◆ EXTRACT PROVIDED:
══════

What to expect from the next first lady

By Rajini Vaidyanathan
BBC News, Washington

When Barack Obama spoke to the crowds at Chicago's Grant Park after he had learnt he was to become America's next president, he talked of the debt he owed his wife.

Michelle Obama
Mrs Obama was deeply involved in her husband's campaign

"I would not be standing here tonight without the unyielding support of my best friend for the last 16 years, the rock of our family, the love of my life, the nation's next first lady... Michelle Obama," he said.

As the leading lady in the future president's life, Michelle Obama has been praised and criticised in equal measure - about everything from her involvement in her husband's campaign to her fashion sense.

The interest and buzz around her will only become more intense once she enters the White House.


Michelle Obama is an accomplished woman in her own right.

A graduate of Princeton and Harvard Law School, she has worked as an associate dean at the University of Chicago and was most recently vice-president of community affairs for the University's Medical Centre.

She met Barack Obama when the pair worked at the same law firm in Chicago.

He asked her out several times before she agreed to a date.

In an appearance on Ellen DeGeneres's chat show, he spoke about their first romantic encounter:

"Finally, after a firm picnic, I offered to buy her ice-cream... and we went to Baskin Robbins and we sat out on the kerb and ate ice cream cones and then I kissed her and that's when I sealed the deal."

I think there's a greater interest in Michelle Obama because she's coming with two young children
Carl Sferazza Anthony

The pair have two daughters - seven-year-old Sasha and Malia, 10.

══════

◆ EXTRACTED MATERIAL:
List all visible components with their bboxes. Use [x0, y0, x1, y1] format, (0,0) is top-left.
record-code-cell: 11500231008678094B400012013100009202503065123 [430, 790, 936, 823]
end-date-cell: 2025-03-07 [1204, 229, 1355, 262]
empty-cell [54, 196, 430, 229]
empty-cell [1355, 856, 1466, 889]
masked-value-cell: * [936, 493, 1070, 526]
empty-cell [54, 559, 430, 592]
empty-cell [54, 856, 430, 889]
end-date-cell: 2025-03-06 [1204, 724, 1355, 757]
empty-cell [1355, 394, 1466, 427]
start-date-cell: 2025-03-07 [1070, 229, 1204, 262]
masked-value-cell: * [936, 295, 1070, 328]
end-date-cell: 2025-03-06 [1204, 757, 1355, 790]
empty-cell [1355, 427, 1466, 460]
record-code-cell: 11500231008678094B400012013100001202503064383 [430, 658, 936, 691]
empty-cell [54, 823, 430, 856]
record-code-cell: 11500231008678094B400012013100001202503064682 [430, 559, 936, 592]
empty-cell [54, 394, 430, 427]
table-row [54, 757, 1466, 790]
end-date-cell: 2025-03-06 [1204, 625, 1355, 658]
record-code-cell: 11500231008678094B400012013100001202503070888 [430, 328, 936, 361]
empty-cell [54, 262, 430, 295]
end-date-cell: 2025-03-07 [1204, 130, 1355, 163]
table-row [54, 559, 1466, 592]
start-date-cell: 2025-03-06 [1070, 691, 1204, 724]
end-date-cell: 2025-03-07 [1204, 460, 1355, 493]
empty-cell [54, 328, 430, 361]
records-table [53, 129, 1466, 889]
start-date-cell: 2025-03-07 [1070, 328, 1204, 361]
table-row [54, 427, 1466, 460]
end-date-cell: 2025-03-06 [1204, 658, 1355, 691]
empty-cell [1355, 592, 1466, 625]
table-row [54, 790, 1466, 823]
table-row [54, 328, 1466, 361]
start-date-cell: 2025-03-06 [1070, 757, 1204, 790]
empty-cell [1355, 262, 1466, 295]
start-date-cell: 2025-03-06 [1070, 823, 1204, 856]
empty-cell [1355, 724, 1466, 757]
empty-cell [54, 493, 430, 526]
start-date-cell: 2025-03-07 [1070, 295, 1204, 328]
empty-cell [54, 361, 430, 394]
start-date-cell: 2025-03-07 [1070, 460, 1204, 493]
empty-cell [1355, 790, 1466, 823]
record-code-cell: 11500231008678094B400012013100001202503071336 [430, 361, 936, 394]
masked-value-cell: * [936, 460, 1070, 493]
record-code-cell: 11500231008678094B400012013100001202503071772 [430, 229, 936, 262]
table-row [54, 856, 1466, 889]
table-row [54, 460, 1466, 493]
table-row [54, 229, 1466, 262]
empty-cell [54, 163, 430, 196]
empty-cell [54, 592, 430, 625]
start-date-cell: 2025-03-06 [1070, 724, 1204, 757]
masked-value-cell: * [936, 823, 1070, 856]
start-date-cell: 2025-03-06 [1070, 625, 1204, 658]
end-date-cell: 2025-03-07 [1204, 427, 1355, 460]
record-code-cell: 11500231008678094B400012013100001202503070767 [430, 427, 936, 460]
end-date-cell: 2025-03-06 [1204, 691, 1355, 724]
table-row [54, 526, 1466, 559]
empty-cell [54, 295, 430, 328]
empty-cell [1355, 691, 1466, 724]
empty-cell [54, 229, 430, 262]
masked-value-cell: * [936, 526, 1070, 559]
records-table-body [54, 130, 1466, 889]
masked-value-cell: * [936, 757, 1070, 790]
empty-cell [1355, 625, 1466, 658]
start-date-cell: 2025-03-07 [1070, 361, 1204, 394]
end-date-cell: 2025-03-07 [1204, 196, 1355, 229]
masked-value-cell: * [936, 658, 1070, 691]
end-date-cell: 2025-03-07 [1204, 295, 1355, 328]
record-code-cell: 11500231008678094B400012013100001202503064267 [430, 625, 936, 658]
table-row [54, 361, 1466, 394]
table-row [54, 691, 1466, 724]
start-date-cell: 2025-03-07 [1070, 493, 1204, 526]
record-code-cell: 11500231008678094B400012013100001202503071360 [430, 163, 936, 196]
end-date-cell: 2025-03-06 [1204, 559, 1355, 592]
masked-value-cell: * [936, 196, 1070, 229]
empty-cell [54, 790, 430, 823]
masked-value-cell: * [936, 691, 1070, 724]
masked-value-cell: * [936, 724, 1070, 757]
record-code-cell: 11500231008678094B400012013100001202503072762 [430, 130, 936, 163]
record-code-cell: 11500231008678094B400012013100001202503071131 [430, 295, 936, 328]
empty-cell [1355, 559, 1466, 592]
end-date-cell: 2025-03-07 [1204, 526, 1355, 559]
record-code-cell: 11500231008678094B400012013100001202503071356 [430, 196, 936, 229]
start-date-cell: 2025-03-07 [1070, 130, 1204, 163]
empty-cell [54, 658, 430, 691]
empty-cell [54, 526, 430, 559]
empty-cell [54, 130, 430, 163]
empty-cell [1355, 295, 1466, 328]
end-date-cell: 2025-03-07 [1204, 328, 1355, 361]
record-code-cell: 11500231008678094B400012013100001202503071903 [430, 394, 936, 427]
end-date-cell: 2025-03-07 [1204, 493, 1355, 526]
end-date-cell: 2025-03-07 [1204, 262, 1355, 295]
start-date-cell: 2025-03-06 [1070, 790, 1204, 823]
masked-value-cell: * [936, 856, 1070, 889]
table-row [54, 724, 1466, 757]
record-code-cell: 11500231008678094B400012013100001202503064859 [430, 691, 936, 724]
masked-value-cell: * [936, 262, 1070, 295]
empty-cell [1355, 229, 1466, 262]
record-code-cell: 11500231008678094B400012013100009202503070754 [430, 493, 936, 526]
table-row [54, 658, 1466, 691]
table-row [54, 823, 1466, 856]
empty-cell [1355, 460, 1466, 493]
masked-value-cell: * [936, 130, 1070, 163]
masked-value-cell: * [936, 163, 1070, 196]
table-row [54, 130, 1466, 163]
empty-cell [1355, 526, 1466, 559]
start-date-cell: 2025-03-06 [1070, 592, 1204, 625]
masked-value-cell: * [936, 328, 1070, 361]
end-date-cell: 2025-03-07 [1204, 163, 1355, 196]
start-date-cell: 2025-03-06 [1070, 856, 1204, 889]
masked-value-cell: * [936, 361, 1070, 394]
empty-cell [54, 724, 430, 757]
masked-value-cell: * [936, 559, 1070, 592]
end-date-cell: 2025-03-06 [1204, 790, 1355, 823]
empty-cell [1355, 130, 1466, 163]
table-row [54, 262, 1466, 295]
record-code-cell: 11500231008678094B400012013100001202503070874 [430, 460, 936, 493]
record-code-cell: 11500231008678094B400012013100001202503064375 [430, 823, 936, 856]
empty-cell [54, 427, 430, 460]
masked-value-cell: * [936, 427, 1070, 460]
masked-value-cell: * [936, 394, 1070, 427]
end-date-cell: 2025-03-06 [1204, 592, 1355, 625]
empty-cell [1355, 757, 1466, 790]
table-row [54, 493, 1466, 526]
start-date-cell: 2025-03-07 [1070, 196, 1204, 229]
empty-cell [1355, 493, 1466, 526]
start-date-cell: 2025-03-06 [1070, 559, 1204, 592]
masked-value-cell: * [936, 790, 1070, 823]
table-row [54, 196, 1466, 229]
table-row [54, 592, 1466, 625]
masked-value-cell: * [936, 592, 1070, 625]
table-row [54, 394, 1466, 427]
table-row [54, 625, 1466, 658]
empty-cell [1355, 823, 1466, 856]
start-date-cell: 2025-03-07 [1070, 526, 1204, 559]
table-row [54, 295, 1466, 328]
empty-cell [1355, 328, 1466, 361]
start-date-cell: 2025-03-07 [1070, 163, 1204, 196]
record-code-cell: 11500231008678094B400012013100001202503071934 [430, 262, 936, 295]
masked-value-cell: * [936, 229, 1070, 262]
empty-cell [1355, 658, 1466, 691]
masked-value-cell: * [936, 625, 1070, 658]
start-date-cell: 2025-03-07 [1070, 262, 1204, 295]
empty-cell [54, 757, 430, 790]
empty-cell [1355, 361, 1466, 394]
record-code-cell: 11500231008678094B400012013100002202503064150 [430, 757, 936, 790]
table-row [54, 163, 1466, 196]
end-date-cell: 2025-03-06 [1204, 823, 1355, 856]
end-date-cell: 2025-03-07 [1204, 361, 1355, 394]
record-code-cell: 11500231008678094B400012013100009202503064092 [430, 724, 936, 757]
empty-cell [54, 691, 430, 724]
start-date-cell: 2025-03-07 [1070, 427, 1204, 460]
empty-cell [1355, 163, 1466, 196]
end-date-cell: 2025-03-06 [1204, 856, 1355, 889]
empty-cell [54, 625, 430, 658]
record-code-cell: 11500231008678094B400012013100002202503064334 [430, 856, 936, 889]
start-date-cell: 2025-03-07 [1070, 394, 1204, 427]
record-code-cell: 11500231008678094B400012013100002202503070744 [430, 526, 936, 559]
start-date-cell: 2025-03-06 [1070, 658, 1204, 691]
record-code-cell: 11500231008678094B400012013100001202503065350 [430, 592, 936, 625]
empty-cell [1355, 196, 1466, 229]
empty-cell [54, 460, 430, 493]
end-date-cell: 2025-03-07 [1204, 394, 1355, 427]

══════

◆ TASKS TO CARRY OUT:
1. Turn the paragraph in the article on the next first lady that begins "A graduate of Princeton" into a short list that keeps its main facts.
2. In the article on the next first lady, where were Barack and Michelle Obama working when they met?
3. List every person named in the article on the next first lady.
The entries play no part in any of this.

◆ ANSWERS TO THE EXERCISES:
1.
- Graduated from Princeton and Harvard Law School
- Worked as an associate dean at the University of Chicago
- Most recently served as vice-president of community affairs for the University's Medical Centre

2. They both worked at the same law firm in Chicago.

3.
- Rajini Vaidyanathan
- Barack Obama
- Michelle Obama
- Ellen DeGeneres
- Carl Sferazza Anthony
- Sasha
- Malia